» Direction
Transcribe the records below in full; pictures stay out of the copy.

» Dataset rows
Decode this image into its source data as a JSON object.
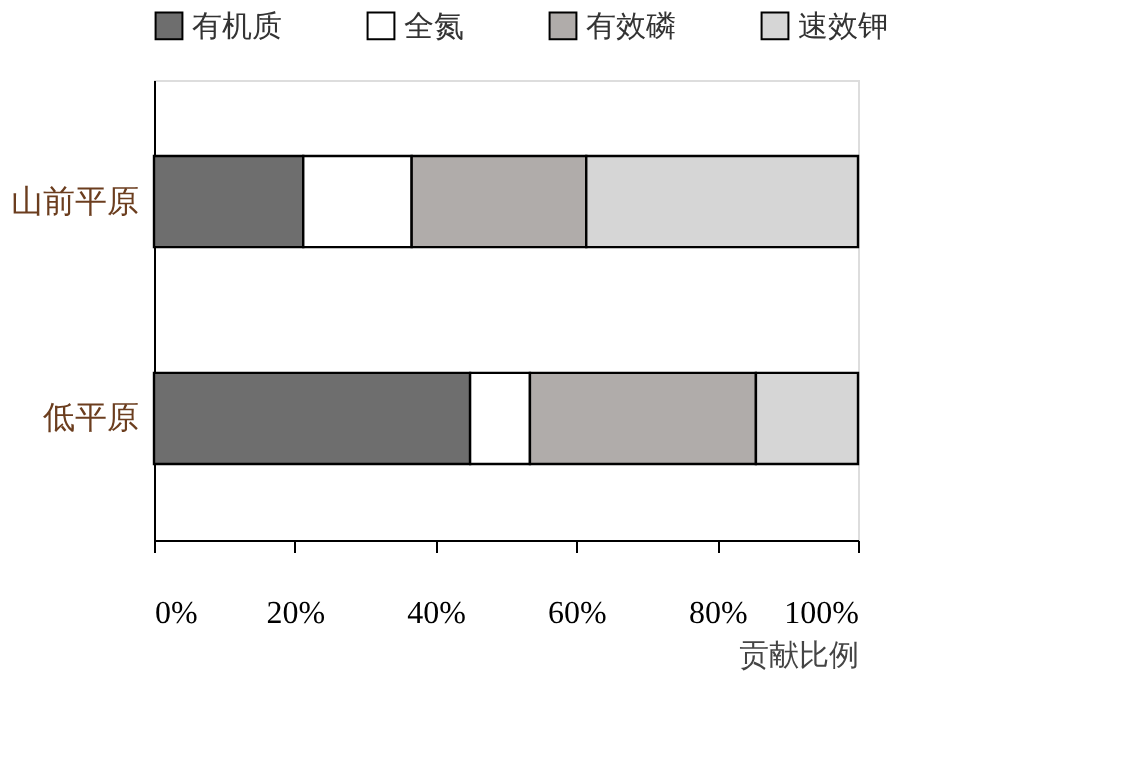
{
  "chart_data": {
    "type": "bar",
    "orientation": "horizontal",
    "stacked": true,
    "categories": [
      "山前平原",
      "低平原"
    ],
    "series": [
      {
        "name": "有机质",
        "color": "#6e6e6e",
        "values": [
          21.2,
          44.9
        ]
      },
      {
        "name": "全氮",
        "color": "#ffffff",
        "values": [
          15.4,
          8.5
        ]
      },
      {
        "name": "有效磷",
        "color": "#b0acaa",
        "values": [
          24.8,
          32.1
        ]
      },
      {
        "name": "速效钾",
        "color": "#d6d6d6",
        "values": [
          38.6,
          14.5
        ]
      }
    ],
    "xlabel": "贡献比例",
    "xlim": [
      0,
      100
    ],
    "xticks": [
      {
        "value": 0,
        "label": "0%"
      },
      {
        "value": 20,
        "label": "20%"
      },
      {
        "value": 40,
        "label": "40%"
      },
      {
        "value": 60,
        "label": "60%"
      },
      {
        "value": 80,
        "label": "80%"
      },
      {
        "value": 100,
        "label": "100%"
      }
    ],
    "grid": false,
    "legend": "top"
  }
}
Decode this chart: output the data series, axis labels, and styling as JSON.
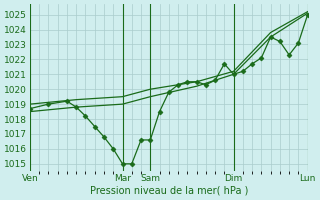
{
  "bg_color": "#d0eeee",
  "grid_color": "#aacccc",
  "line_color": "#1a6b1a",
  "marker_color": "#1a6b1a",
  "ylabel": "Pression niveau de la mer( hPa )",
  "ylim": [
    1014.5,
    1025.7
  ],
  "yticks": [
    1015,
    1016,
    1017,
    1018,
    1019,
    1020,
    1021,
    1022,
    1023,
    1024,
    1025
  ],
  "xtick_labels": [
    "Ven",
    "Mar",
    "Sam",
    "Dim",
    "Lun"
  ],
  "xtick_positions": [
    0,
    10,
    13,
    22,
    30
  ],
  "vline_positions": [
    0,
    10,
    13,
    22,
    30
  ],
  "series1": {
    "x": [
      0,
      2,
      4,
      5,
      6,
      7,
      8,
      9,
      10,
      11,
      12,
      13,
      14,
      15,
      16,
      17,
      18,
      19,
      20,
      21,
      22,
      23,
      24,
      25,
      26,
      27,
      28,
      29,
      30
    ],
    "y": [
      1018.7,
      1019.0,
      1019.2,
      1018.8,
      1018.2,
      1017.5,
      1016.8,
      1016.0,
      1015.0,
      1015.0,
      1016.6,
      1016.6,
      1018.5,
      1019.8,
      1020.3,
      1020.5,
      1020.5,
      1020.3,
      1020.6,
      1021.7,
      1021.0,
      1021.2,
      1021.7,
      1022.1,
      1023.5,
      1023.2,
      1022.3,
      1023.1,
      1025.0
    ]
  },
  "series2": {
    "x": [
      0,
      5,
      10,
      13,
      18,
      22,
      26,
      30
    ],
    "y": [
      1019.0,
      1019.3,
      1019.5,
      1020.0,
      1020.5,
      1021.2,
      1023.8,
      1025.2
    ]
  },
  "series3": {
    "x": [
      0,
      5,
      10,
      13,
      18,
      22,
      26,
      30
    ],
    "y": [
      1018.5,
      1018.8,
      1019.0,
      1019.5,
      1020.2,
      1021.0,
      1023.5,
      1025.1
    ]
  }
}
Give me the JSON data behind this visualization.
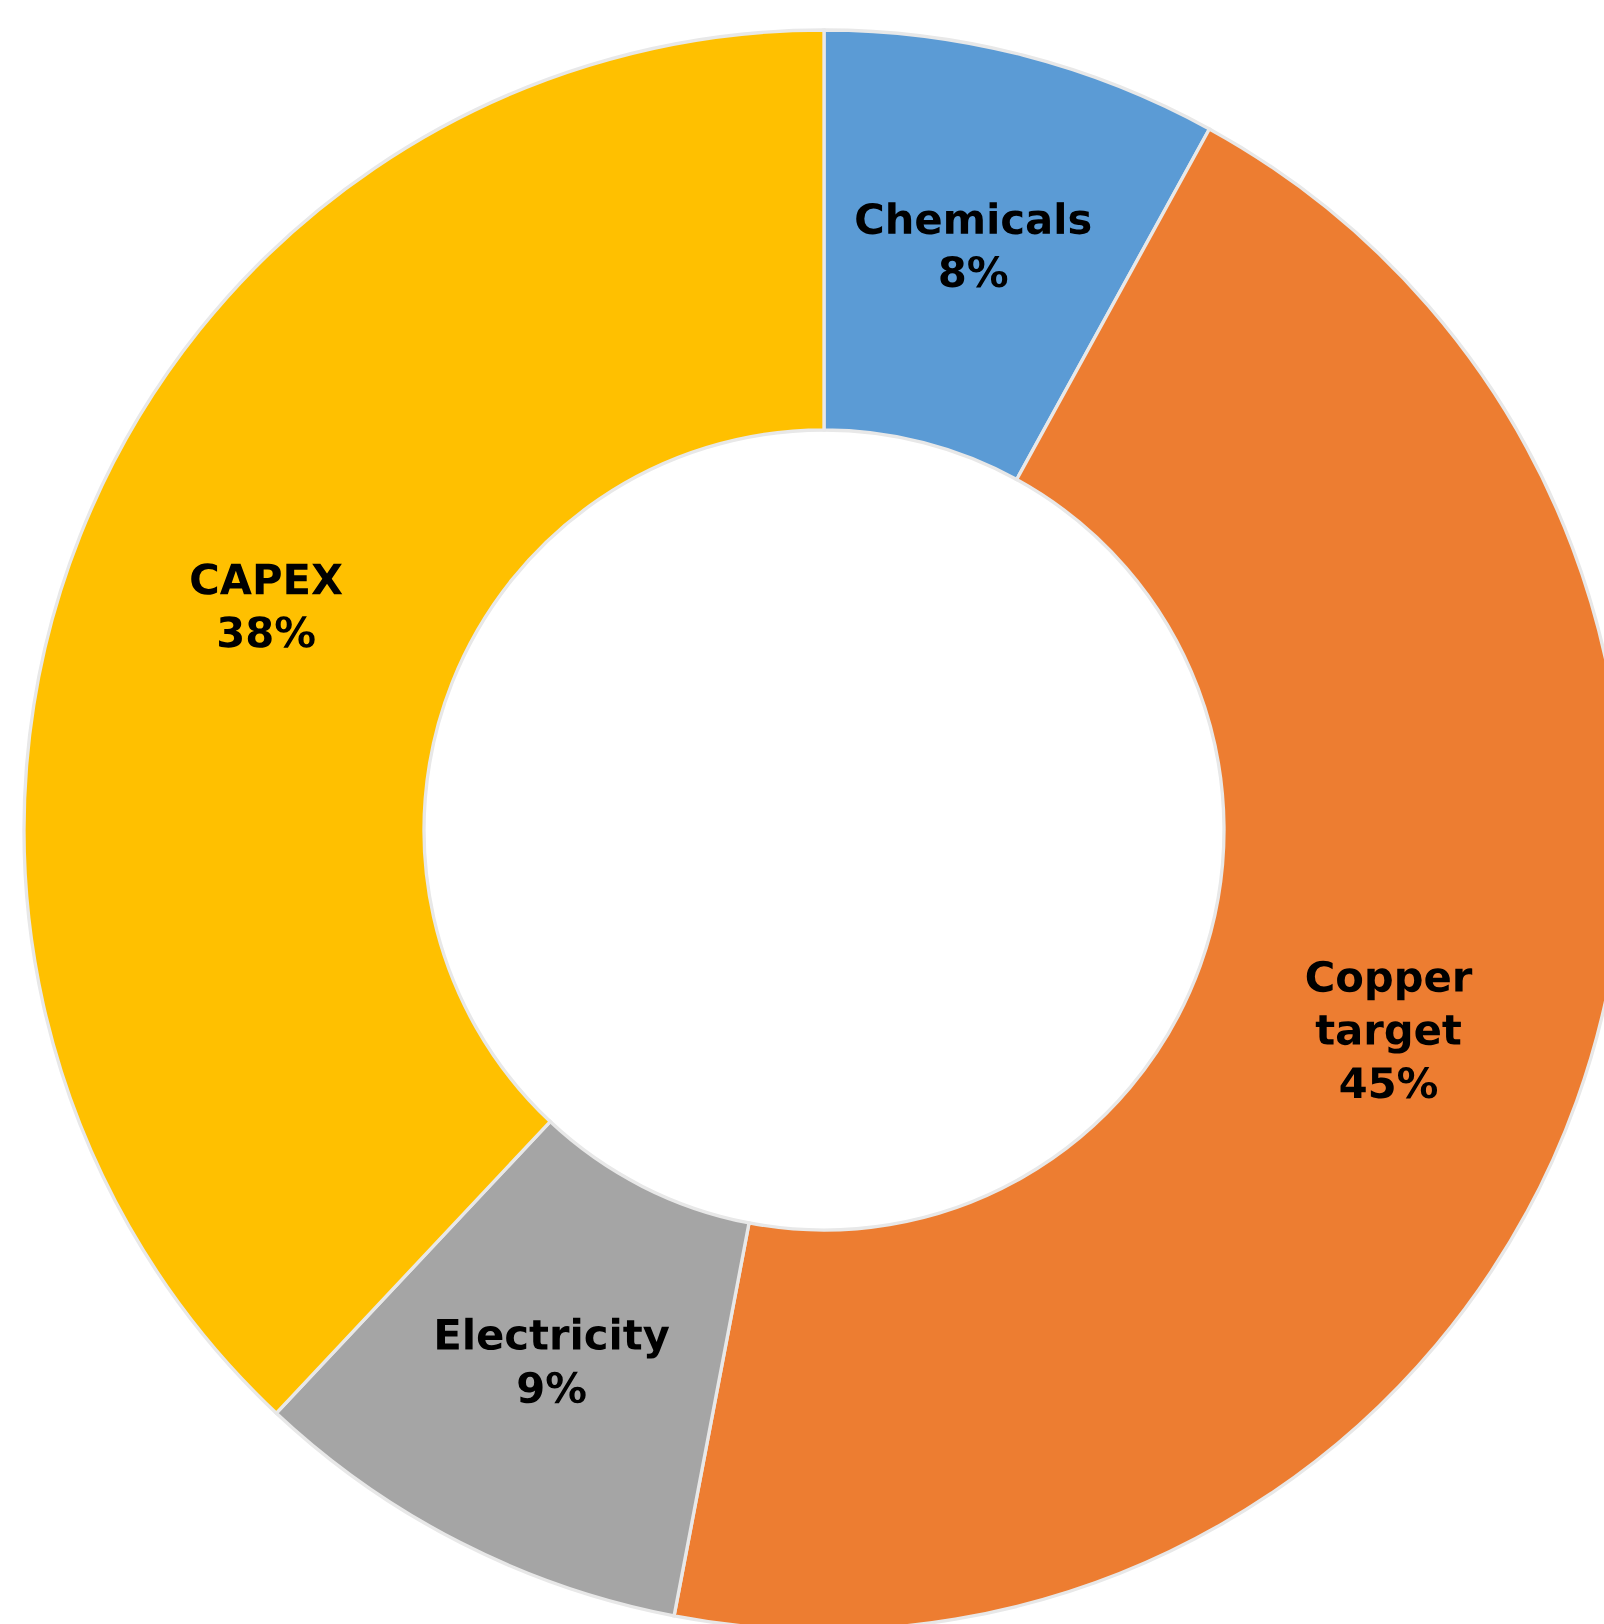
{
  "chart_data": {
    "type": "donut",
    "categories": [
      "Chemicals",
      "Copper\ntarget",
      "Electricity",
      "CAPEX"
    ],
    "values": [
      8,
      45,
      9,
      38
    ],
    "colors": [
      "#5b9bd5",
      "#ed7d31",
      "#a5a5a5",
      "#ffc000"
    ],
    "value_labels": [
      "8%",
      "45%",
      "9%",
      "38%"
    ]
  }
}
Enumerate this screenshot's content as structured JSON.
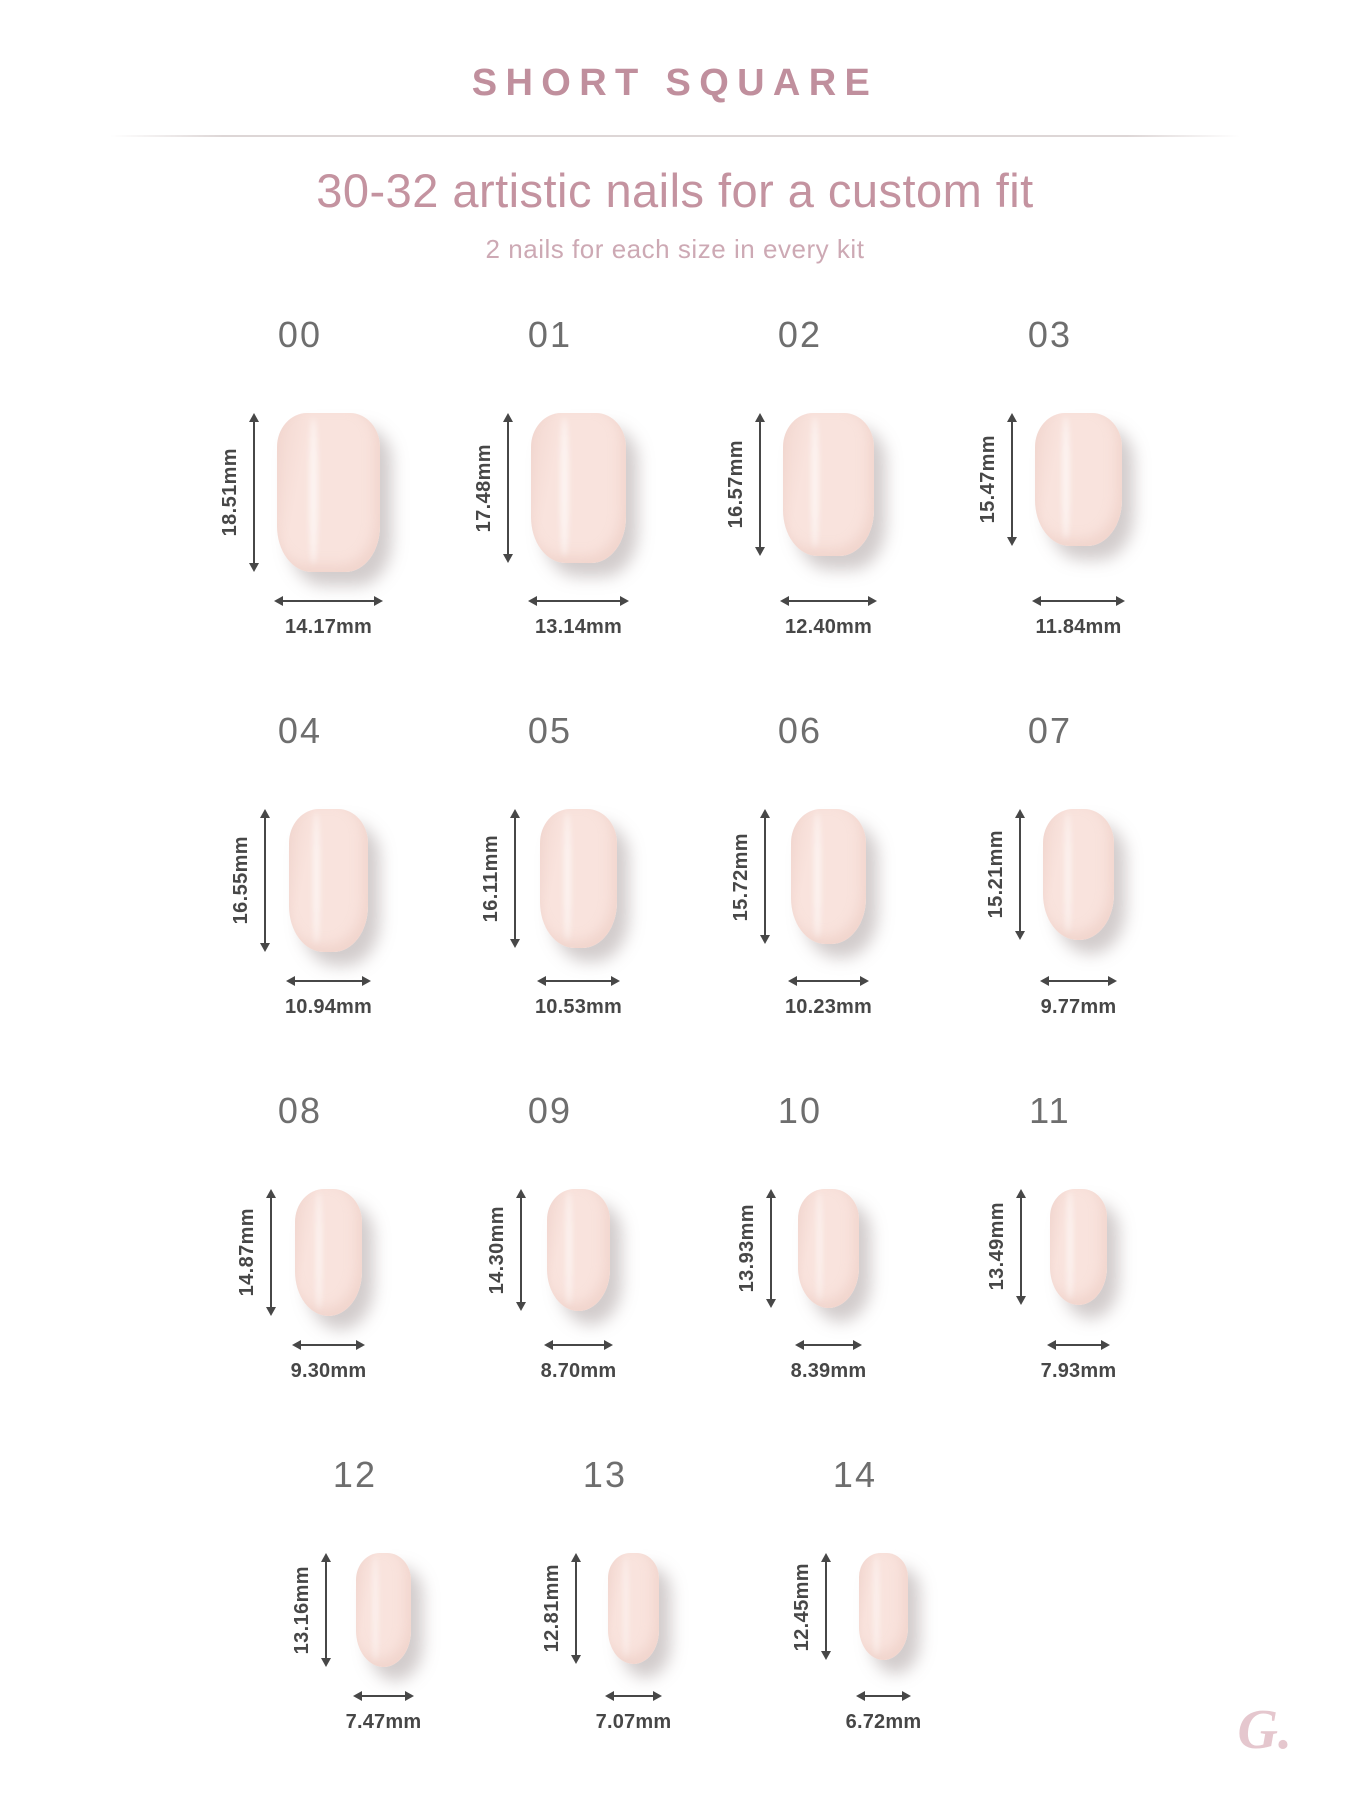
{
  "header": {
    "title": "SHORT SQUARE",
    "heading": "30-32 artistic nails for a custom fit",
    "subheading": "2 nails for each size in every kit"
  },
  "branding": {
    "logo_text": "G."
  },
  "unit": "mm",
  "colors": {
    "accent": "#c08f9d",
    "heading": "#c493a0",
    "subheading": "#cda9b4",
    "nail": "#f9e3dd",
    "measure_text": "#474747",
    "size_number": "#6e6e6e",
    "logo": "#e5c7ce"
  },
  "sizes": [
    {
      "id": "00",
      "height": "18.51mm",
      "width": "14.17mm"
    },
    {
      "id": "01",
      "height": "17.48mm",
      "width": "13.14mm"
    },
    {
      "id": "02",
      "height": "16.57mm",
      "width": "12.40mm"
    },
    {
      "id": "03",
      "height": "15.47mm",
      "width": "11.84mm"
    },
    {
      "id": "04",
      "height": "16.55mm",
      "width": "10.94mm"
    },
    {
      "id": "05",
      "height": "16.11mm",
      "width": "10.53mm"
    },
    {
      "id": "06",
      "height": "15.72mm",
      "width": "10.23mm"
    },
    {
      "id": "07",
      "height": "15.21mm",
      "width": "9.77mm"
    },
    {
      "id": "08",
      "height": "14.87mm",
      "width": "9.30mm"
    },
    {
      "id": "09",
      "height": "14.30mm",
      "width": "8.70mm"
    },
    {
      "id": "10",
      "height": "13.93mm",
      "width": "8.39mm"
    },
    {
      "id": "11",
      "height": "13.49mm",
      "width": "7.93mm"
    },
    {
      "id": "12",
      "height": "13.16mm",
      "width": "7.47mm"
    },
    {
      "id": "13",
      "height": "12.81mm",
      "width": "7.07mm"
    },
    {
      "id": "14",
      "height": "12.45mm",
      "width": "6.72mm"
    }
  ],
  "rows": [
    [
      0,
      1,
      2,
      3
    ],
    [
      4,
      5,
      6,
      7
    ],
    [
      8,
      9,
      10,
      11
    ],
    [
      12,
      13,
      14
    ]
  ]
}
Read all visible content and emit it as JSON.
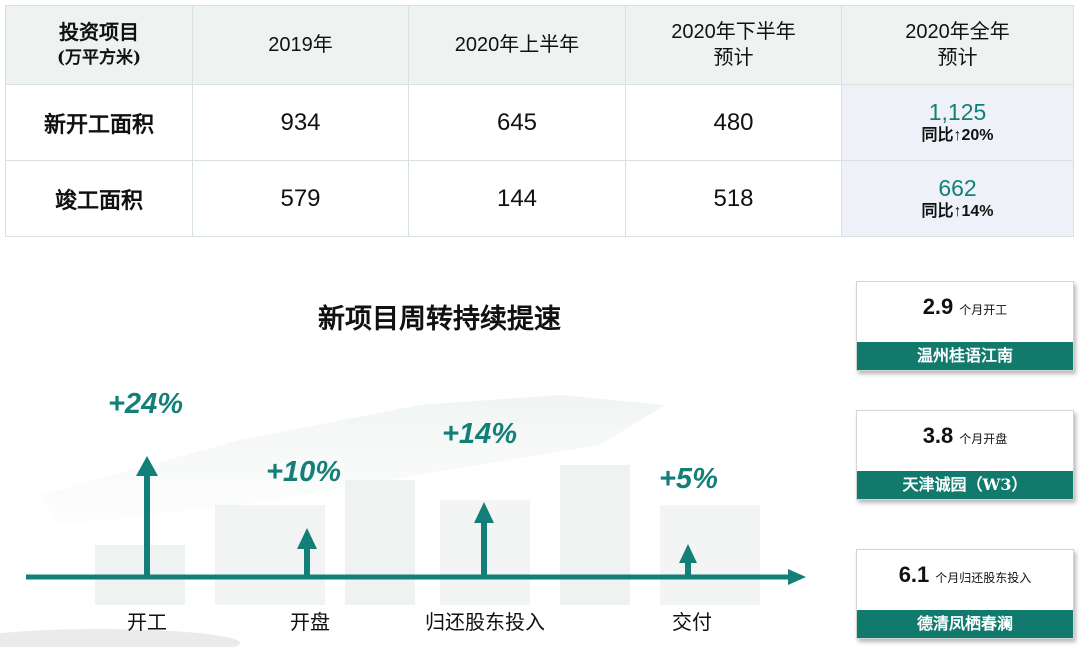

» Response to this task
Decode this image into its source data as a JSON object.
{
  "chart_data": {
    "type": "bar",
    "orientation": "horizontal",
    "stacked": true,
    "categories": [
      "山前平原",
      "低平原"
    ],
    "series": [
      {
        "name": "有机质",
        "color": "#6e6e6e",
        "values": [
          21.2,
          44.9
        ]
      },
      {
        "name": "全氮",
        "color": "#ffffff",
        "values": [
          15.4,
          8.5
        ]
      },
      {
        "name": "有效磷",
        "color": "#b0acaa",
        "values": [
          24.8,
          32.1
        ]
      },
      {
        "name": "速效钾",
        "color": "#d6d6d6",
        "values": [
          38.6,
          14.5
        ]
      }
    ],
    "xlabel": "贡献比例",
    "xlim": [
      0,
      100
    ],
    "xticks": [
      {
        "value": 0,
        "label": "0%"
      },
      {
        "value": 20,
        "label": "20%"
      },
      {
        "value": 40,
        "label": "40%"
      },
      {
        "value": 60,
        "label": "60%"
      },
      {
        "value": 80,
        "label": "80%"
      },
      {
        "value": 100,
        "label": "100%"
      }
    ],
    "grid": false,
    "legend": "top"
  }
}
Decode this chart: output the data series, axis labels, and styling as JSON.
{
  "bg_color": "#d0eeee",
  "grid_color": "#aacccc",
  "line_color": "#1a6b1a",
  "marker_color": "#1a6b1a",
  "ylabel": "Pression niveau de la mer( hPa )",
  "ylim": [
    1014.5,
    1025.7
  ],
  "yticks": [
    1015,
    1016,
    1017,
    1018,
    1019,
    1020,
    1021,
    1022,
    1023,
    1024,
    1025
  ],
  "xtick_labels": [
    "Ven",
    "Mar",
    "Sam",
    "Dim",
    "Lun"
  ],
  "xtick_positions": [
    0,
    10,
    13,
    22,
    30
  ],
  "vline_positions": [
    0,
    10,
    13,
    22,
    30
  ],
  "series1": {
    "x": [
      0,
      2,
      4,
      5,
      6,
      7,
      8,
      9,
      10,
      11,
      12,
      13,
      14,
      15,
      16,
      17,
      18,
      19,
      20,
      21,
      22,
      23,
      24,
      25,
      26,
      27,
      28,
      29,
      30
    ],
    "y": [
      1018.7,
      1019.0,
      1019.2,
      1018.8,
      1018.2,
      1017.5,
      1016.8,
      1016.0,
      1015.0,
      1015.0,
      1016.6,
      1016.6,
      1018.5,
      1019.8,
      1020.3,
      1020.5,
      1020.5,
      1020.3,
      1020.6,
      1021.7,
      1021.0,
      1021.2,
      1021.7,
      1022.1,
      1023.5,
      1023.2,
      1022.3,
      1023.1,
      1025.0
    ]
  },
  "series2": {
    "x": [
      0,
      5,
      10,
      13,
      18,
      22,
      26,
      30
    ],
    "y": [
      1019.0,
      1019.3,
      1019.5,
      1020.0,
      1020.5,
      1021.2,
      1023.8,
      1025.2
    ]
  },
  "series3": {
    "x": [
      0,
      5,
      10,
      13,
      18,
      22,
      26,
      30
    ],
    "y": [
      1018.5,
      1018.8,
      1019.0,
      1019.5,
      1020.2,
      1021.0,
      1023.5,
      1025.1
    ]
  }
}
Give me the JSON data behind this visualization.
{
  "chart_data": {
    "type": "donut",
    "categories": [
      "Chemicals",
      "Copper\ntarget",
      "Electricity",
      "CAPEX"
    ],
    "values": [
      8,
      45,
      9,
      38
    ],
    "colors": [
      "#5b9bd5",
      "#ed7d31",
      "#a5a5a5",
      "#ffc000"
    ],
    "value_labels": [
      "8%",
      "45%",
      "9%",
      "38%"
    ]
  }
}
Enumerate this screenshot's content as structured JSON.
{
  "header": {
    "title": "SHORT SQUARE",
    "heading": "30-32 artistic nails for a custom fit",
    "subheading": "2 nails for each size in every kit"
  },
  "branding": {
    "logo_text": "G."
  },
  "unit": "mm",
  "colors": {
    "accent": "#c08f9d",
    "heading": "#c493a0",
    "subheading": "#cda9b4",
    "nail": "#f9e3dd",
    "measure_text": "#474747",
    "size_number": "#6e6e6e",
    "logo": "#e5c7ce"
  },
  "sizes": [
    {
      "id": "00",
      "height": "18.51mm",
      "width": "14.17mm"
    },
    {
      "id": "01",
      "height": "17.48mm",
      "width": "13.14mm"
    },
    {
      "id": "02",
      "height": "16.57mm",
      "width": "12.40mm"
    },
    {
      "id": "03",
      "height": "15.47mm",
      "width": "11.84mm"
    },
    {
      "id": "04",
      "height": "16.55mm",
      "width": "10.94mm"
    },
    {
      "id": "05",
      "height": "16.11mm",
      "width": "10.53mm"
    },
    {
      "id": "06",
      "height": "15.72mm",
      "width": "10.23mm"
    },
    {
      "id": "07",
      "height": "15.21mm",
      "width": "9.77mm"
    },
    {
      "id": "08",
      "height": "14.87mm",
      "width": "9.30mm"
    },
    {
      "id": "09",
      "height": "14.30mm",
      "width": "8.70mm"
    },
    {
      "id": "10",
      "height": "13.93mm",
      "width": "8.39mm"
    },
    {
      "id": "11",
      "height": "13.49mm",
      "width": "7.93mm"
    },
    {
      "id": "12",
      "height": "13.16mm",
      "width": "7.47mm"
    },
    {
      "id": "13",
      "height": "12.81mm",
      "width": "7.07mm"
    },
    {
      "id": "14",
      "height": "12.45mm",
      "width": "6.72mm"
    }
  ],
  "rows": [
    [
      0,
      1,
      2,
      3
    ],
    [
      4,
      5,
      6,
      7
    ],
    [
      8,
      9,
      10,
      11
    ],
    [
      12,
      13,
      14
    ]
  ]
}
Read all visible content and emit it as JSON.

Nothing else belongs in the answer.